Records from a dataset
________________________________________
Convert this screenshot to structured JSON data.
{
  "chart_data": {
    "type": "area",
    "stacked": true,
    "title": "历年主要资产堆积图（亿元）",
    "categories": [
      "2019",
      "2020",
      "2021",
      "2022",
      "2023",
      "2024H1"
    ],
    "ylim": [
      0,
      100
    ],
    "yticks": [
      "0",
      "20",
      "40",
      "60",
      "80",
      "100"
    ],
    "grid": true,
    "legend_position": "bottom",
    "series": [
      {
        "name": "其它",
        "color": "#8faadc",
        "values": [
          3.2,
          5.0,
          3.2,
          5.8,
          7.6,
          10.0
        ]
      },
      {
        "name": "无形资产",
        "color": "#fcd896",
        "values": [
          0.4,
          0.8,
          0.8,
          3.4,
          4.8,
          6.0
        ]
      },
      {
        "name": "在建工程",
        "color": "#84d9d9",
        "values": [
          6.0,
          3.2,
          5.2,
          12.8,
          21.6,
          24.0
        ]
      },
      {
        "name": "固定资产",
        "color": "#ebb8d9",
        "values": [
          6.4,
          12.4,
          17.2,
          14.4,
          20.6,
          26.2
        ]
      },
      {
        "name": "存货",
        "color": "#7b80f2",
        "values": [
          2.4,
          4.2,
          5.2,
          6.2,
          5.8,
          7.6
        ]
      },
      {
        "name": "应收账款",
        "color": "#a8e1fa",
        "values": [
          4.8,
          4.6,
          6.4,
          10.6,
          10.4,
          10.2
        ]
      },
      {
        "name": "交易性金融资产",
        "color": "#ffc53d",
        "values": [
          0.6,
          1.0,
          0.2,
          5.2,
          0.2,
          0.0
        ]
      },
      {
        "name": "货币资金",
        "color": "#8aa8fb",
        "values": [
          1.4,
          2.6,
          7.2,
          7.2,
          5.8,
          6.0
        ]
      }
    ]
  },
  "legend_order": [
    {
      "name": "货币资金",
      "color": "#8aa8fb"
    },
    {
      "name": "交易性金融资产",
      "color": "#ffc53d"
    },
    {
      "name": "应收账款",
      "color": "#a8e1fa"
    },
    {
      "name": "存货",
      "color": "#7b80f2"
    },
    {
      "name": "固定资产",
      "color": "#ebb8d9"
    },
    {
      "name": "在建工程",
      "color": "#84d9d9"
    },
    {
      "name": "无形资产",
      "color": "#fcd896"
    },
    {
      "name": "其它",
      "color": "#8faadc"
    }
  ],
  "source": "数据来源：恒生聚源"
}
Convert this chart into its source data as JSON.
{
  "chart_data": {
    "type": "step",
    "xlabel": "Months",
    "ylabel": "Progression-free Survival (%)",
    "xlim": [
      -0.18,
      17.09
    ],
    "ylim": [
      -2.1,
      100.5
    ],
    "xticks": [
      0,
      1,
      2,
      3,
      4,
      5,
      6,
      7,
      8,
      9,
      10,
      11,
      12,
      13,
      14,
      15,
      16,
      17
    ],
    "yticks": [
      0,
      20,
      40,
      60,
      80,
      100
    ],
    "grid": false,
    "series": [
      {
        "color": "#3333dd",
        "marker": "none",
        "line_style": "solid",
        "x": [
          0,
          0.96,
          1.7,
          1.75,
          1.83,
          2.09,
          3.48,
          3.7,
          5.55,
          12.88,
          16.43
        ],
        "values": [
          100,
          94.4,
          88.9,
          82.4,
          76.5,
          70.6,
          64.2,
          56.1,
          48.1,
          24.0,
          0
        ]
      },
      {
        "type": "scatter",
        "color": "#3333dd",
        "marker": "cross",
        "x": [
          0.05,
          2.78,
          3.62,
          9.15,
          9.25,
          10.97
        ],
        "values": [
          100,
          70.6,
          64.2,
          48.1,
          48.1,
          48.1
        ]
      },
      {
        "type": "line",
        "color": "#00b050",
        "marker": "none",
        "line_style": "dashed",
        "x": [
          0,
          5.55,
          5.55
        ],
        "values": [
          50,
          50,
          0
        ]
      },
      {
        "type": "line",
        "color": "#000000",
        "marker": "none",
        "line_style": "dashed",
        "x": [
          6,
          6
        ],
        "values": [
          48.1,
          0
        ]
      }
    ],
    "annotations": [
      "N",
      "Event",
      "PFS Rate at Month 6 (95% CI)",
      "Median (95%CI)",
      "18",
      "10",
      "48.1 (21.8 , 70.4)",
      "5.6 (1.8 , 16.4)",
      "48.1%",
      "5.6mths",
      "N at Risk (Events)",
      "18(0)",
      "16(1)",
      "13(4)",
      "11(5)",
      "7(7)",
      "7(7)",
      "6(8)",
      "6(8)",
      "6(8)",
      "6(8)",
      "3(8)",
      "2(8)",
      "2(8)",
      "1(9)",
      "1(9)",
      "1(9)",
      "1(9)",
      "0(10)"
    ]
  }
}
________________________________________
* [Objective] Reproduce all the data word for word.

* [The completed task]
Convert this screenshot to structured JSON data.
{
  "chart_data": {
    "type": "area",
    "stacked": true,
    "title": "历年主要资产堆积图（亿元）",
    "categories": [
      "2019",
      "2020",
      "2021",
      "2022",
      "2023",
      "2024H1"
    ],
    "ylim": [
      0,
      100
    ],
    "yticks": [
      "0",
      "20",
      "40",
      "60",
      "80",
      "100"
    ],
    "grid": true,
    "legend_position": "bottom",
    "series": [
      {
        "name": "其它",
        "color": "#8faadc",
        "values": [
          3.2,
          5.0,
          3.2,
          5.8,
          7.6,
          10.0
        ]
      },
      {
        "name": "无形资产",
        "color": "#fcd896",
        "values": [
          0.4,
          0.8,
          0.8,
          3.4,
          4.8,
          6.0
        ]
      },
      {
        "name": "在建工程",
        "color": "#84d9d9",
        "values": [
          6.0,
          3.2,
          5.2,
          12.8,
          21.6,
          24.0
        ]
      },
      {
        "name": "固定资产",
        "color": "#ebb8d9",
        "values": [
          6.4,
          12.4,
          17.2,
          14.4,
          20.6,
          26.2
        ]
      },
      {
        "name": "存货",
        "color": "#7b80f2",
        "values": [
          2.4,
          4.2,
          5.2,
          6.2,
          5.8,
          7.6
        ]
      },
      {
        "name": "应收账款",
        "color": "#a8e1fa",
        "values": [
          4.8,
          4.6,
          6.4,
          10.6,
          10.4,
          10.2
        ]
      },
      {
        "name": "交易性金融资产",
        "color": "#ffc53d",
        "values": [
          0.6,
          1.0,
          0.2,
          5.2,
          0.2,
          0.0
        ]
      },
      {
        "name": "货币资金",
        "color": "#8aa8fb",
        "values": [
          1.4,
          2.6,
          7.2,
          7.2,
          5.8,
          6.0
        ]
      }
    ]
  },
  "legend_order": [
    {
      "name": "货币资金",
      "color": "#8aa8fb"
    },
    {
      "name": "交易性金融资产",
      "color": "#ffc53d"
    },
    {
      "name": "应收账款",
      "color": "#a8e1fa"
    },
    {
      "name": "存货",
      "color": "#7b80f2"
    },
    {
      "name": "固定资产",
      "color": "#ebb8d9"
    },
    {
      "name": "在建工程",
      "color": "#84d9d9"
    },
    {
      "name": "无形资产",
      "color": "#fcd896"
    },
    {
      "name": "其它",
      "color": "#8faadc"
    }
  ],
  "source": "数据来源：恒生聚源"
}
Convert this chart into its source data as JSON.
{
  "chart_data": {
    "type": "step",
    "xlabel": "Months",
    "ylabel": "Progression-free Survival (%)",
    "xlim": [
      -0.18,
      17.09
    ],
    "ylim": [
      -2.1,
      100.5
    ],
    "xticks": [
      0,
      1,
      2,
      3,
      4,
      5,
      6,
      7,
      8,
      9,
      10,
      11,
      12,
      13,
      14,
      15,
      16,
      17
    ],
    "yticks": [
      0,
      20,
      40,
      60,
      80,
      100
    ],
    "grid": false,
    "series": [
      {
        "color": "#3333dd",
        "marker": "none",
        "line_style": "solid",
        "x": [
          0,
          0.96,
          1.7,
          1.75,
          1.83,
          2.09,
          3.48,
          3.7,
          5.55,
          12.88,
          16.43
        ],
        "values": [
          100,
          94.4,
          88.9,
          82.4,
          76.5,
          70.6,
          64.2,
          56.1,
          48.1,
          24.0,
          0
        ]
      },
      {
        "type": "scatter",
        "color": "#3333dd",
        "marker": "cross",
        "x": [
          0.05,
          2.78,
          3.62,
          9.15,
          9.25,
          10.97
        ],
        "values": [
          100,
          70.6,
          64.2,
          48.1,
          48.1,
          48.1
        ]
      },
      {
        "type": "line",
        "color": "#00b050",
        "marker": "none",
        "line_style": "dashed",
        "x": [
          0,
          5.55,
          5.55
        ],
        "values": [
          50,
          50,
          0
        ]
      },
      {
        "type": "line",
        "color": "#000000",
        "marker": "none",
        "line_style": "dashed",
        "x": [
          6,
          6
        ],
        "values": [
          48.1,
          0
        ]
      }
    ],
    "annotations": [
      "N",
      "Event",
      "PFS Rate at Month 6 (95% CI)",
      "Median (95%CI)",
      "18",
      "10",
      "48.1 (21.8 , 70.4)",
      "5.6 (1.8 , 16.4)",
      "48.1%",
      "5.6mths",
      "N at Risk (Events)",
      "18(0)",
      "16(1)",
      "13(4)",
      "11(5)",
      "7(7)",
      "7(7)",
      "6(8)",
      "6(8)",
      "6(8)",
      "6(8)",
      "3(8)",
      "2(8)",
      "2(8)",
      "1(9)",
      "1(9)",
      "1(9)",
      "1(9)",
      "0(10)"
    ]
  }
}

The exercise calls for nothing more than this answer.